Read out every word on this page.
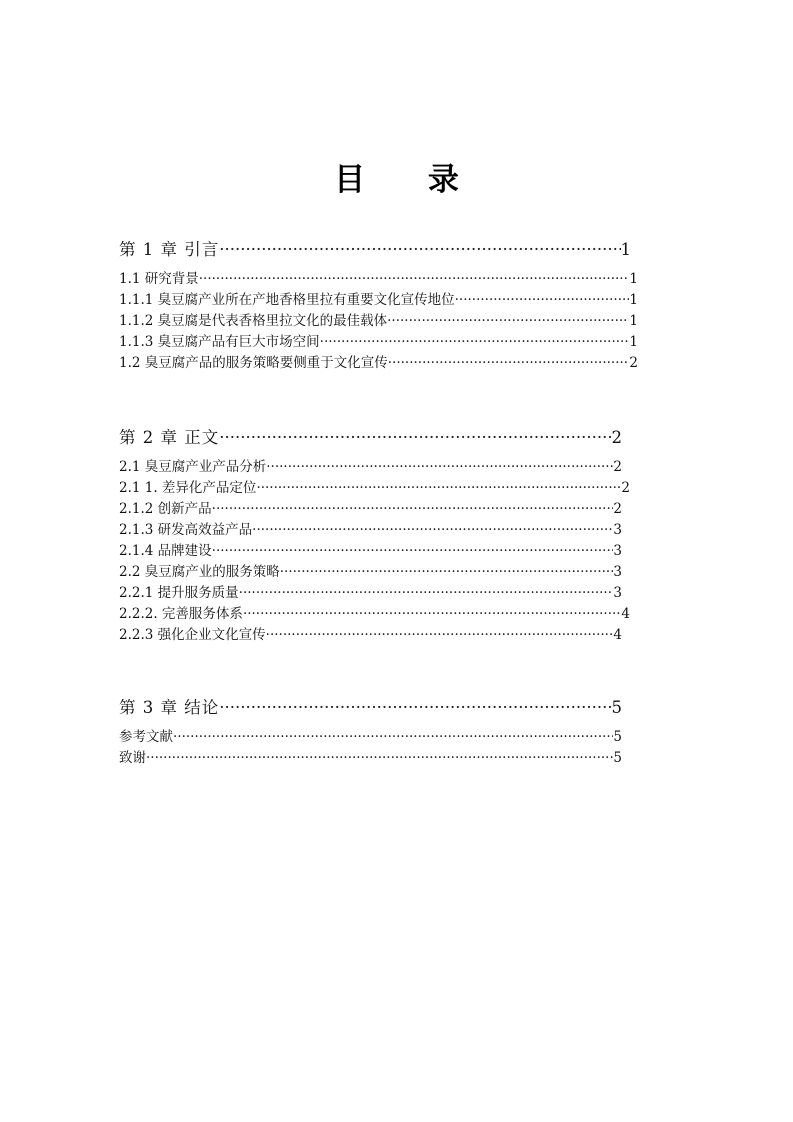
目 录
第 1 章 引言 ·····	1
1.1 研究背景 ·····	1
1.1.1 臭豆腐产业所在产地香格里拉有重要文化宣传地位 ·····	1
1.1.2 臭豆腐是代表香格里拉文化的最佳载体 ·····	1
1.1.3 臭豆腐产品有巨大市场空间 ·····	1
1.2 臭豆腐产品的服务策略要侧重于文化宣传 ·····	2
第 2 章 正文 ·····	2
2.1 臭豆腐产业产品分析 ·····	2
2.1 1. 差异化产品定位 ·····	2
2.1.2 创新产品 ·····	2
2.1.3 研发高效益产品 ·····	3
2.1.4 品牌建设 ·····	3
2.2 臭豆腐产业的服务策略 ·····	3
2.2.1 提升服务质量 ·····	3
2.2.2. 完善服务体系 ·····	4
2.2.3 强化企业文化宣传 ·····	4
第 3 章 结论 ·····	5
参考文献 ·····	5
致谢 ·····	5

• [The exercise]: Copy out each record shown above without alteration, skipping any picture.

• [The output]:
Read out every word on this page.
目 录
第 1 章 引言 ·····	1
1.1 研究背景 ·····	1
1.1.1 臭豆腐产业所在产地香格里拉有重要文化宣传地位 ·····	1
1.1.2 臭豆腐是代表香格里拉文化的最佳载体 ·····	1
1.1.3 臭豆腐产品有巨大市场空间 ·····	1
1.2 臭豆腐产品的服务策略要侧重于文化宣传 ·····	2
第 2 章 正文 ·····	2
2.1 臭豆腐产业产品分析 ·····	2
2.1 1. 差异化产品定位 ·····	2
2.1.2 创新产品 ·····	2
2.1.3 研发高效益产品 ·····	3
2.1.4 品牌建设 ·····	3
2.2 臭豆腐产业的服务策略 ·····	3
2.2.1 提升服务质量 ·····	3
2.2.2. 完善服务体系 ·····	4
2.2.3 强化企业文化宣传 ·····	4
第 3 章 结论 ·····	5
参考文献 ·····	5
致谢 ·····	5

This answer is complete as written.